### STATED GOAL
Skip the pictures and quote all of the lines exactly.

### GIVEN RECORDS
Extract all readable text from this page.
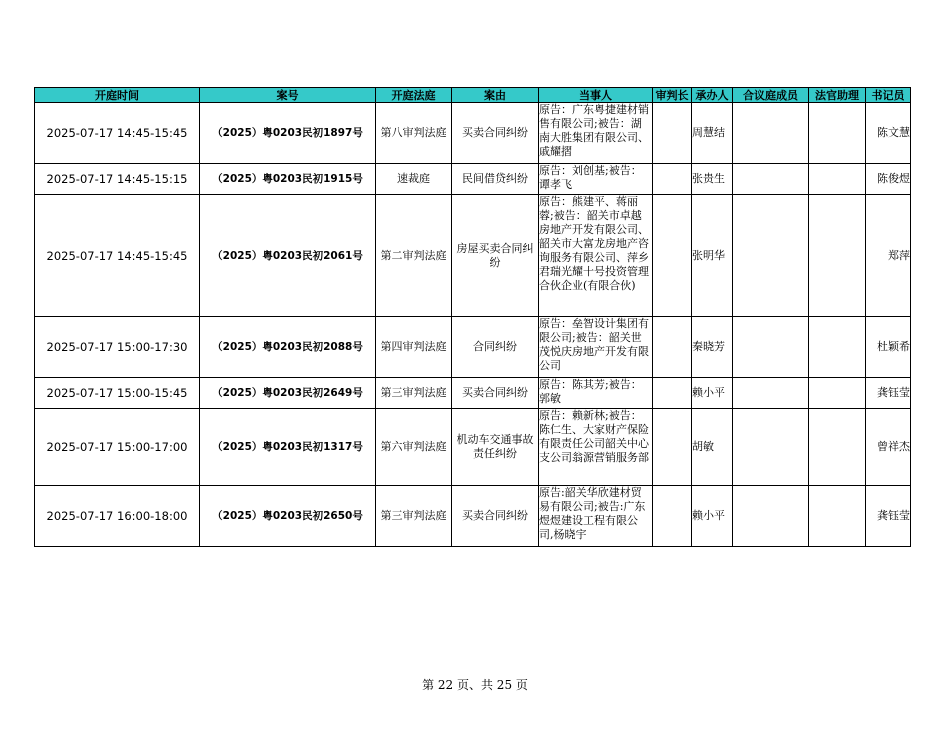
开庭时间	案号	开庭法庭	案由	当事人	审判长	承办人	合议庭成员	法官助理	书记员
2025-07-17 14:45-15:45	（2025）粤0203民初1897号	第八审判法庭	买卖合同纠纷	原告：广东粤捷建材销售有限公司;被告：湖南大胜集团有限公司、戚耀摺		周慧结			陈文慧
2025-07-17 14:45-15:15	（2025）粤0203民初1915号	速裁庭	民间借贷纠纷	原告：刘创基;被告：谭孝飞		张贵生			陈俊煜
2025-07-17 14:45-15:45	（2025）粤0203民初2061号	第二审判法庭	房屋买卖合同纠纷	原告：熊建平、蒋丽蓉;被告：韶关市卓越房地产开发有限公司、韶关市大富龙房地产咨询服务有限公司、萍乡君瑞光耀十号投资管理合伙企业(有限合伙)		张明华			郑萍
2025-07-17 15:00-17:30	（2025）粤0203民初2088号	第四审判法庭	合同纠纷	原告：垒智设计集团有限公司;被告：韶关世茂悦庆房地产开发有限公司		秦晓芳			杜颖希
2025-07-17 15:00-15:45	（2025）粤0203民初2649号	第三审判法庭	买卖合同纠纷	原告：陈其芳;被告：郭敏		赖小平			龚钰莹
2025-07-17 15:00-17:00	（2025）粤0203民初1317号	第六审判法庭	机动车交通事故责任纠纷	原告：赖新林;被告：陈仁生、大家财产保险有限责任公司韶关中心支公司翁源营销服务部		胡敏			曾祥杰
2025-07-17 16:00-18:00	（2025）粤0203民初2650号	第三审判法庭	买卖合同纠纷	原告:韶关华欣建材贸易有限公司;被告:广东煜煜建设工程有限公司,杨晓宇		赖小平			龚钰莹
第 22 页、共 25 页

### CORRECT RESPONSE
Extract all readable text from this page.
开庭时间	案号	开庭法庭	案由	当事人	审判长	承办人	合议庭成员	法官助理	书记员
2025-07-17 14:45-15:45	（2025）粤0203民初1897号	第八审判法庭	买卖合同纠纷	原告：广东粤捷建材销售有限公司;被告：湖南大胜集团有限公司、戚耀摺		周慧结			陈文慧
2025-07-17 14:45-15:15	（2025）粤0203民初1915号	速裁庭	民间借贷纠纷	原告：刘创基;被告：谭孝飞		张贵生			陈俊煜
2025-07-17 14:45-15:45	（2025）粤0203民初2061号	第二审判法庭	房屋买卖合同纠纷	原告：熊建平、蒋丽蓉;被告：韶关市卓越房地产开发有限公司、韶关市大富龙房地产咨询服务有限公司、萍乡君瑞光耀十号投资管理合伙企业(有限合伙)		张明华			郑萍
2025-07-17 15:00-17:30	（2025）粤0203民初2088号	第四审判法庭	合同纠纷	原告：垒智设计集团有限公司;被告：韶关世茂悦庆房地产开发有限公司		秦晓芳			杜颖希
2025-07-17 15:00-15:45	（2025）粤0203民初2649号	第三审判法庭	买卖合同纠纷	原告：陈其芳;被告：郭敏		赖小平			龚钰莹
2025-07-17 15:00-17:00	（2025）粤0203民初1317号	第六审判法庭	机动车交通事故责任纠纷	原告：赖新林;被告：陈仁生、大家财产保险有限责任公司韶关中心支公司翁源营销服务部		胡敏			曾祥杰
2025-07-17 16:00-18:00	（2025）粤0203民初2650号	第三审判法庭	买卖合同纠纷	原告:韶关华欣建材贸易有限公司;被告:广东煜煜建设工程有限公司,杨晓宇		赖小平			龚钰莹
第 22 页、共 25 页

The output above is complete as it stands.